EXERCISE REQUIREMENTS
Do not include the pictures; repeat the rest of the data exactly.

+++ RECORDS FOR THE TASK +++

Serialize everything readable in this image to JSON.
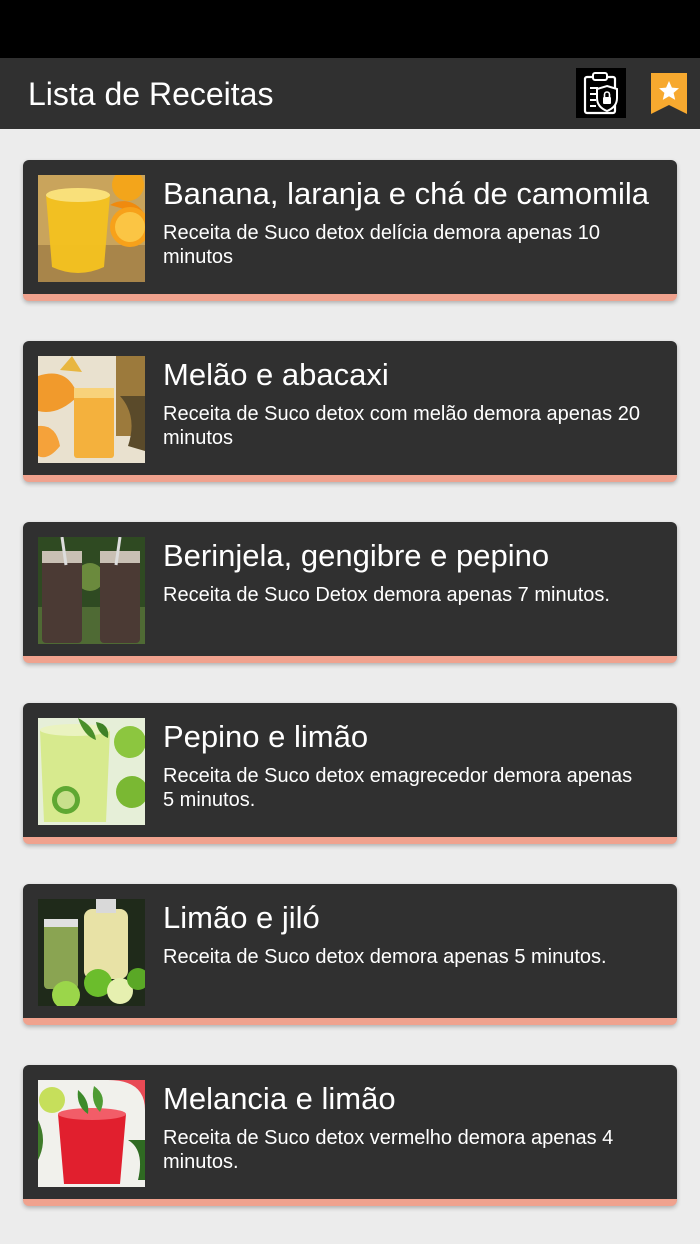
{
  "app_bar": {
    "title": "Lista de Receitas",
    "privacy_icon": "privacy-policy-clipboard-icon",
    "favorite_icon": "star-bookmark-icon"
  },
  "colors": {
    "app_bar": "#303030",
    "card": "#303030",
    "card_accent": "#f0a28e",
    "favorite": "#f7a92f",
    "background": "#ececec"
  },
  "recipes": [
    {
      "title": "Banana, laranja e chá de camomila",
      "description": "Receita de Suco detox delícia demora apenas 10 minutos",
      "image_icon": "orange-juice-image"
    },
    {
      "title": "Melão e abacaxi",
      "description": "Receita de Suco detox com melão demora apenas 20 minutos",
      "image_icon": "melon-pineapple-juice-image"
    },
    {
      "title": "Berinjela, gengibre e pepino",
      "description": "Receita de Suco Detox demora apenas 7 minutos.",
      "image_icon": "eggplant-juice-image"
    },
    {
      "title": "Pepino e limão",
      "description": "Receita de Suco detox emagrecedor demora apenas 5 minutos.",
      "image_icon": "cucumber-lemon-juice-image"
    },
    {
      "title": "Limão e jiló",
      "description": "Receita de Suco detox demora apenas 5 minutos.",
      "image_icon": "lime-jilo-juice-image"
    },
    {
      "title": "Melancia e limão",
      "description": "Receita de Suco detox vermelho demora apenas 4 minutos.",
      "image_icon": "watermelon-lemon-juice-image"
    }
  ]
}
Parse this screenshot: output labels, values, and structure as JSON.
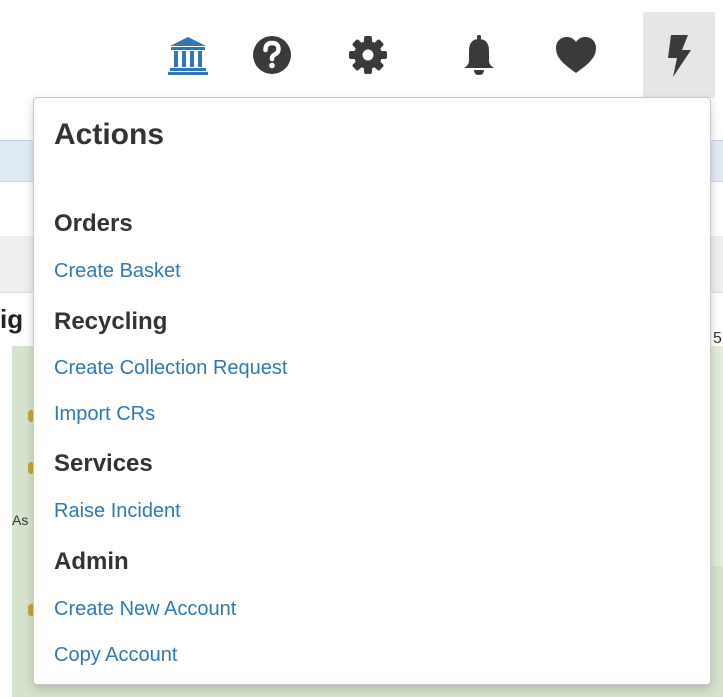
{
  "toolbar": {
    "icons": [
      "bank-icon",
      "help-icon",
      "gear-icon",
      "bell-icon",
      "heart-icon",
      "lightning-icon"
    ],
    "accent_color": "#2f78b7",
    "icon_color": "#3a3a3a"
  },
  "background": {
    "heading_fragment": "ig",
    "label_fragment": "As",
    "value_fragment": "5"
  },
  "menu": {
    "title": "Actions",
    "sections": [
      {
        "label": "Orders",
        "items": [
          "Create Basket"
        ]
      },
      {
        "label": "Recycling",
        "items": [
          "Create Collection Request",
          "Import CRs"
        ]
      },
      {
        "label": "Services",
        "items": [
          "Raise Incident"
        ]
      },
      {
        "label": "Admin",
        "items": [
          "Create New Account",
          "Copy Account"
        ]
      }
    ],
    "link_color": "#2f78b7"
  }
}
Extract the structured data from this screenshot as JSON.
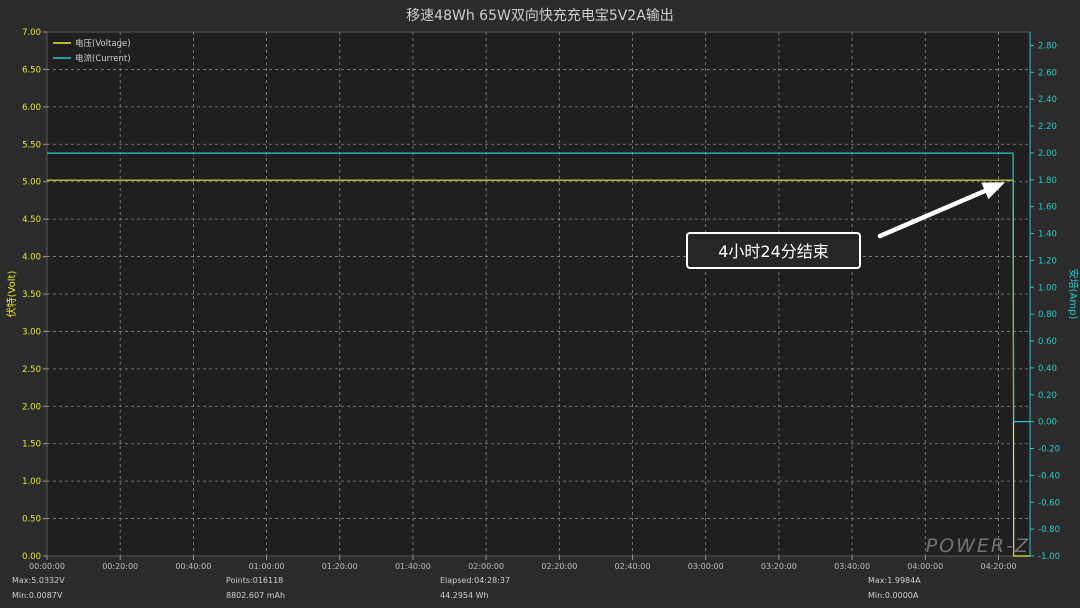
{
  "chart_data": {
    "type": "line",
    "title": "移速48Wh 65W双向快充充电宝5V2A输出",
    "xlabel": "",
    "ylabel_left": "伏特(Volt)",
    "ylabel_right": "安培(Amp)",
    "ylim_left": [
      0,
      7
    ],
    "ylim_right": [
      -1,
      2.9
    ],
    "xlim_seconds": [
      0,
      16117
    ],
    "grid": true,
    "legend_position": "top-left",
    "x_ticks": [
      "00:00:00",
      "00:20:00",
      "00:40:00",
      "01:00:00",
      "01:20:00",
      "01:40:00",
      "02:00:00",
      "02:20:00",
      "02:40:00",
      "03:00:00",
      "03:20:00",
      "03:40:00",
      "04:00:00",
      "04:20:00"
    ],
    "y_left_ticks": [
      "0.00",
      "0.50",
      "1.00",
      "1.50",
      "2.00",
      "2.50",
      "3.00",
      "3.50",
      "4.00",
      "4.50",
      "5.00",
      "5.50",
      "6.00",
      "6.50",
      "7.00"
    ],
    "y_right_ticks": [
      "-1.00",
      "-0.80",
      "-0.60",
      "-0.40",
      "-0.20",
      "0.00",
      "0.20",
      "0.40",
      "0.60",
      "0.80",
      "1.00",
      "1.20",
      "1.40",
      "1.60",
      "1.80",
      "2.00",
      "2.20",
      "2.40",
      "2.60",
      "2.80"
    ],
    "series": [
      {
        "name": "电压(Voltage)",
        "axis": "left",
        "color": "#e8e832",
        "x_hms": [
          "00:00:00",
          "04:24:00",
          "04:24:10",
          "04:28:37"
        ],
        "values": [
          5.02,
          5.02,
          0.0,
          0.0
        ]
      },
      {
        "name": "电流(Current)",
        "axis": "right",
        "color": "#2bc9c9",
        "x_hms": [
          "00:00:00",
          "04:24:00",
          "04:24:10",
          "04:28:37"
        ],
        "values": [
          1.9984,
          1.9984,
          0.0,
          0.0
        ]
      }
    ],
    "annotation": {
      "text": "4小时24分结束",
      "points_to_hms": "04:24:00",
      "points_to_value": 5.02
    },
    "watermark": "POWER-Z"
  },
  "stats": {
    "max_voltage": "Max:5.0332V",
    "min_voltage": "Min:0.0087V",
    "points": "Points:016118",
    "capacity": "8802.607 mAh",
    "elapsed": "Elapsed:04:28:37",
    "energy": "44.2954 Wh",
    "max_current": "Max:1.9984A",
    "min_current": "Min:0.0000A"
  }
}
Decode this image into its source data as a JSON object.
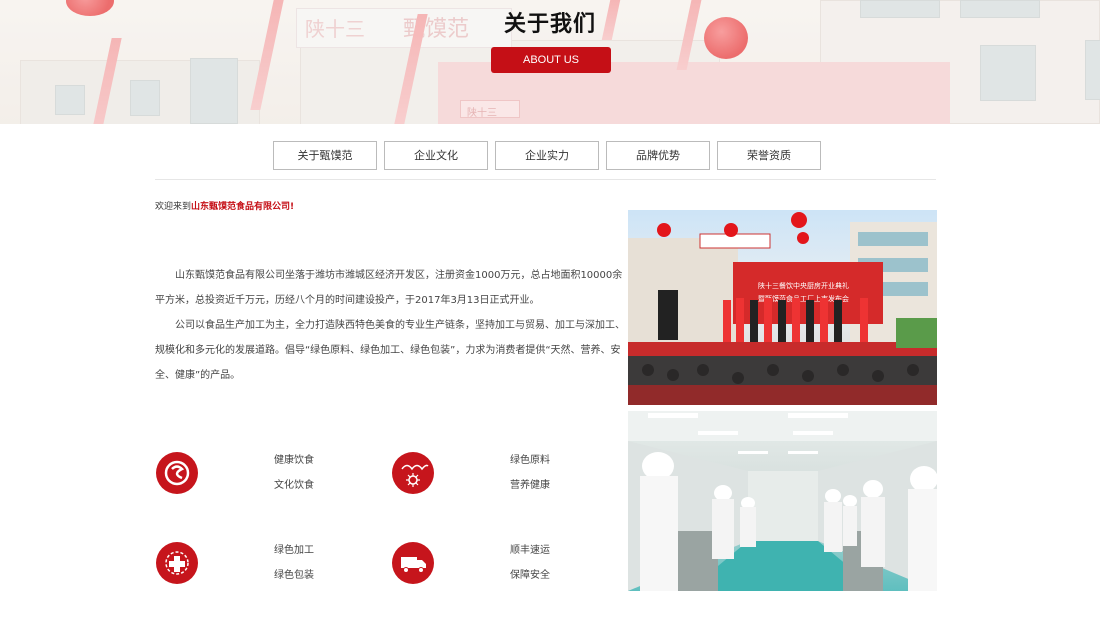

+++

REPLY TO THE EXERCISE
Serialize everything readable in this image to JSON.
{
  "app_bar": {
    "title": "Lista de Receitas",
    "privacy_icon": "privacy-policy-clipboard-icon",
    "favorite_icon": "star-bookmark-icon"
  },
  "colors": {
    "app_bar": "#303030",
    "card": "#303030",
    "card_accent": "#f0a28e",
    "favorite": "#f7a92f",
    "background": "#ececec"
  },
  "recipes": [
    {
      "title": "Banana, laranja e chá de camomila",
      "description": "Receita de Suco detox delícia demora apenas 10 minutos",
      "image_icon": "orange-juice-image"
    },
    {
      "title": "Melão e abacaxi",
      "description": "Receita de Suco detox com melão demora apenas 20 minutos",
      "image_icon": "melon-pineapple-juice-image"
    },
    {
      "title": "Berinjela, gengibre e pepino",
      "description": "Receita de Suco Detox demora apenas 7 minutos.",
      "image_icon": "eggplant-juice-image"
    },
    {
      "title": "Pepino e limão",
      "description": "Receita de Suco detox emagrecedor demora apenas 5 minutos.",
      "image_icon": "cucumber-lemon-juice-image"
    },
    {
      "title": "Limão e jiló",
      "description": "Receita de Suco detox demora apenas 5 minutos.",
      "image_icon": "lime-jilo-juice-image"
    },
    {
      "title": "Melancia e limão",
      "description": "Receita de Suco detox vermelho demora apenas 4 minutos.",
      "image_icon": "watermelon-lemon-juice-image"
    }
  ]
}
Parse this screenshot: output labels, values, and structure as JSON.
{
  "toolbar": {
    "icons": [
      "bank-icon",
      "help-icon",
      "gear-icon",
      "bell-icon",
      "heart-icon",
      "lightning-icon"
    ],
    "accent_color": "#2f78b7",
    "icon_color": "#3a3a3a"
  },
  "background": {
    "heading_fragment": "ig",
    "label_fragment": "As",
    "value_fragment": "5"
  },
  "menu": {
    "title": "Actions",
    "sections": [
      {
        "label": "Orders",
        "items": [
          "Create Basket"
        ]
      },
      {
        "label": "Recycling",
        "items": [
          "Create Collection Request",
          "Import CRs"
        ]
      },
      {
        "label": "Services",
        "items": [
          "Raise Incident"
        ]
      },
      {
        "label": "Admin",
        "items": [
          "Create New Account",
          "Copy Account"
        ]
      }
    ],
    "link_color": "#2f78b7"
  }
}
Extract the structured data from this screenshot as JSON.
{
  "chart_data": {
    "type": "line",
    "title": "移速48Wh 65W双向快充充电宝5V2A输出",
    "xlabel": "",
    "ylabel_left": "伏特(Volt)",
    "ylabel_right": "安培(Amp)",
    "ylim_left": [
      0,
      7
    ],
    "ylim_right": [
      -1,
      2.9
    ],
    "xlim_seconds": [
      0,
      16117
    ],
    "grid": true,
    "legend_position": "top-left",
    "x_ticks": [
      "00:00:00",
      "00:20:00",
      "00:40:00",
      "01:00:00",
      "01:20:00",
      "01:40:00",
      "02:00:00",
      "02:20:00",
      "02:40:00",
      "03:00:00",
      "03:20:00",
      "03:40:00",
      "04:00:00",
      "04:20:00"
    ],
    "y_left_ticks": [
      "0.00",
      "0.50",
      "1.00",
      "1.50",
      "2.00",
      "2.50",
      "3.00",
      "3.50",
      "4.00",
      "4.50",
      "5.00",
      "5.50",
      "6.00",
      "6.50",
      "7.00"
    ],
    "y_right_ticks": [
      "-1.00",
      "-0.80",
      "-0.60",
      "-0.40",
      "-0.20",
      "0.00",
      "0.20",
      "0.40",
      "0.60",
      "0.80",
      "1.00",
      "1.20",
      "1.40",
      "1.60",
      "1.80",
      "2.00",
      "2.20",
      "2.40",
      "2.60",
      "2.80"
    ],
    "series": [
      {
        "name": "电压(Voltage)",
        "axis": "left",
        "color": "#e8e832",
        "x_hms": [
          "00:00:00",
          "04:24:00",
          "04:24:10",
          "04:28:37"
        ],
        "values": [
          5.02,
          5.02,
          0.0,
          0.0
        ]
      },
      {
        "name": "电流(Current)",
        "axis": "right",
        "color": "#2bc9c9",
        "x_hms": [
          "00:00:00",
          "04:24:00",
          "04:24:10",
          "04:28:37"
        ],
        "values": [
          1.9984,
          1.9984,
          0.0,
          0.0
        ]
      }
    ],
    "annotation": {
      "text": "4小时24分结束",
      "points_to_hms": "04:24:00",
      "points_to_value": 5.02
    },
    "watermark": "POWER-Z"
  },
  "stats": {
    "max_voltage": "Max:5.0332V",
    "min_voltage": "Min:0.0087V",
    "points": "Points:016118",
    "capacity": "8802.607 mAh",
    "elapsed": "Elapsed:04:28:37",
    "energy": "44.2954 Wh",
    "max_current": "Max:1.9984A",
    "min_current": "Min:0.0000A"
  }
}
Decode this image into its source data as a JSON object.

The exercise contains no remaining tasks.